**Task brief:** Your task is to locate every line holding the string "Computers" and to copy each of them.

[The input start]

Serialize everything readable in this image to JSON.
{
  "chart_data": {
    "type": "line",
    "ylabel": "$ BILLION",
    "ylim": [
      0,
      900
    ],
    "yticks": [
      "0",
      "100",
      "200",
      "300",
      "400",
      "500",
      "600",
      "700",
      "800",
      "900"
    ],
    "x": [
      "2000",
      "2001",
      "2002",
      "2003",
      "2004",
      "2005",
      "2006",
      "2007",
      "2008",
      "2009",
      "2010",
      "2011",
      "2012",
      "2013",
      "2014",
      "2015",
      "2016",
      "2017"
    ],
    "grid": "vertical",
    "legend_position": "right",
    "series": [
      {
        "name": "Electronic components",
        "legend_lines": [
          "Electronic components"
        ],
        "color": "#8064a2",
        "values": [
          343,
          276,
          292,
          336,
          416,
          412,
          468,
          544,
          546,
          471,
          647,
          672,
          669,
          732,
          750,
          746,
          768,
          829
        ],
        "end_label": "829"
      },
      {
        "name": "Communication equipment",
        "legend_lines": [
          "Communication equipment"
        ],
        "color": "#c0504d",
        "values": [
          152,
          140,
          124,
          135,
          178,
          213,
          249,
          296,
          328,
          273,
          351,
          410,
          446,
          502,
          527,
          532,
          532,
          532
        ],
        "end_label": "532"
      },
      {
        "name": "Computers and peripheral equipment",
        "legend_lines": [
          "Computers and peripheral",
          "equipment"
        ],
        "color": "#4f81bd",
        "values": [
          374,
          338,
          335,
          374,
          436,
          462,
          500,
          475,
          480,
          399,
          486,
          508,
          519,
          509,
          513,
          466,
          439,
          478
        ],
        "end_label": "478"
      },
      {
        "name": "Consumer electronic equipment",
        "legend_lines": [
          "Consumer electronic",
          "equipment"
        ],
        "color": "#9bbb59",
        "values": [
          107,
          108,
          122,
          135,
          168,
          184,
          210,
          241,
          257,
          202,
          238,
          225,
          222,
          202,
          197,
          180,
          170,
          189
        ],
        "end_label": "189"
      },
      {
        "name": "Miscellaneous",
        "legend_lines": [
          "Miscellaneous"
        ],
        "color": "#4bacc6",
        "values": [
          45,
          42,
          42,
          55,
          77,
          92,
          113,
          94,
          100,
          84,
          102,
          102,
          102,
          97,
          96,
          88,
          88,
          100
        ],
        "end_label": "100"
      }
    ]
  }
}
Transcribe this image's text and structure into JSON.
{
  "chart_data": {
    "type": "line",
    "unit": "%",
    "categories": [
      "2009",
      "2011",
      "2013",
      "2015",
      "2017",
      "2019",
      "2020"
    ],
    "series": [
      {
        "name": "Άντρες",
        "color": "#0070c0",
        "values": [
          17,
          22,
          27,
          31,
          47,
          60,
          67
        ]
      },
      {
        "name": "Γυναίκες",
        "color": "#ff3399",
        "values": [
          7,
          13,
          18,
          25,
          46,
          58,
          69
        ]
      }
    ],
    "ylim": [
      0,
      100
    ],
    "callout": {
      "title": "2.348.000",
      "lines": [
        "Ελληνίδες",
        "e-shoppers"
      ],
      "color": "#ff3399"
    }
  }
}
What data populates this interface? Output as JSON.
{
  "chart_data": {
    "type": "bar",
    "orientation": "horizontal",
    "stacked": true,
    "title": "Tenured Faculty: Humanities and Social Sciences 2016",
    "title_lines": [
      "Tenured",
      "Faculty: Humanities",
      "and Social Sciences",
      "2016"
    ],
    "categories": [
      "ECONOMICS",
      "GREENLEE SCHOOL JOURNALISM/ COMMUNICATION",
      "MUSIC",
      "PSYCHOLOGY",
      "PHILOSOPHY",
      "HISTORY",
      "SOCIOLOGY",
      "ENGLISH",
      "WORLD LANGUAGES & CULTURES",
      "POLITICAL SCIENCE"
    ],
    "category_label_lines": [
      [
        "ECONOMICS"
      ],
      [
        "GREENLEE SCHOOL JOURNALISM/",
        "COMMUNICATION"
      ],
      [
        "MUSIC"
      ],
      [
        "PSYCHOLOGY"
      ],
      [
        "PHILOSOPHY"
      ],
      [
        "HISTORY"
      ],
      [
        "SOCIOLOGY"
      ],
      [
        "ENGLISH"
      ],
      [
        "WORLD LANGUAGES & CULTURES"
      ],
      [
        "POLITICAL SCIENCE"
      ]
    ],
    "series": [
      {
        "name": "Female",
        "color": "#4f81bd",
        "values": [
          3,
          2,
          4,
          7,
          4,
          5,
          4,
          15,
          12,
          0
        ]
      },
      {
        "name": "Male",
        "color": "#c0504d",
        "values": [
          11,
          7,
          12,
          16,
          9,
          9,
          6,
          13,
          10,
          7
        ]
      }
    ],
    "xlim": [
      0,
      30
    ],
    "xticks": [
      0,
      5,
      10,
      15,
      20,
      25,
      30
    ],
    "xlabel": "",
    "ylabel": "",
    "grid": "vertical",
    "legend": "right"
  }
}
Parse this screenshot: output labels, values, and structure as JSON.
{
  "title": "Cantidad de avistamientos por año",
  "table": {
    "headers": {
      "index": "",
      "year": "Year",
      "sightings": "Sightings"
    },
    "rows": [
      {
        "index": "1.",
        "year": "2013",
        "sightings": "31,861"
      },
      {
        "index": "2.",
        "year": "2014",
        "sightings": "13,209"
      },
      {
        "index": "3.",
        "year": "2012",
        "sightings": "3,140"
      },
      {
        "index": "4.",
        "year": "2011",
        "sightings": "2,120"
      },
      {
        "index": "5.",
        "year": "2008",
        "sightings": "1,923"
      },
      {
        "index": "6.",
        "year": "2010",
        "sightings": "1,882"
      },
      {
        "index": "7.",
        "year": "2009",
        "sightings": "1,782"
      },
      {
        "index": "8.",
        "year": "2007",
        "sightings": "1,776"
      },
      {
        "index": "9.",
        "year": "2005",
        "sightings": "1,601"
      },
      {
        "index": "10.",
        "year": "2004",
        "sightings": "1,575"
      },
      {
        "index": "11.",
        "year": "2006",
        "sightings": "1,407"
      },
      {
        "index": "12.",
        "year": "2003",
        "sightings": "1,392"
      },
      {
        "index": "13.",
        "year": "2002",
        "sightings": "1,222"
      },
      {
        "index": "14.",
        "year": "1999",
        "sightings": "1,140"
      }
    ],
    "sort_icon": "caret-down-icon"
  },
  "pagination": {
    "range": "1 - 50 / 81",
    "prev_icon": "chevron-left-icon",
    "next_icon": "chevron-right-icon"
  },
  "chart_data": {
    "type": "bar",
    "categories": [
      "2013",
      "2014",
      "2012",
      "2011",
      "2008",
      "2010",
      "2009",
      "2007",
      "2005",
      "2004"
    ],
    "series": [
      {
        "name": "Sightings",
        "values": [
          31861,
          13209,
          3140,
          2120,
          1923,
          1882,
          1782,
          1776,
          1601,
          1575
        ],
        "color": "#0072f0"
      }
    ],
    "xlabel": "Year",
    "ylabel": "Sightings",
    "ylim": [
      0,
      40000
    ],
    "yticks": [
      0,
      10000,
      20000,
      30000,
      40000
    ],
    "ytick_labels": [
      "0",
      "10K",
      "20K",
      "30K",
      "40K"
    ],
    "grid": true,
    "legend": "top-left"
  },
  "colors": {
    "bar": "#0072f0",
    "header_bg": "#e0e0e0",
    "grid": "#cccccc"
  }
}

[The input end]

**Answer to this task:**
        "name": "Computers and peripheral equipment",
          "Computers and peripheral",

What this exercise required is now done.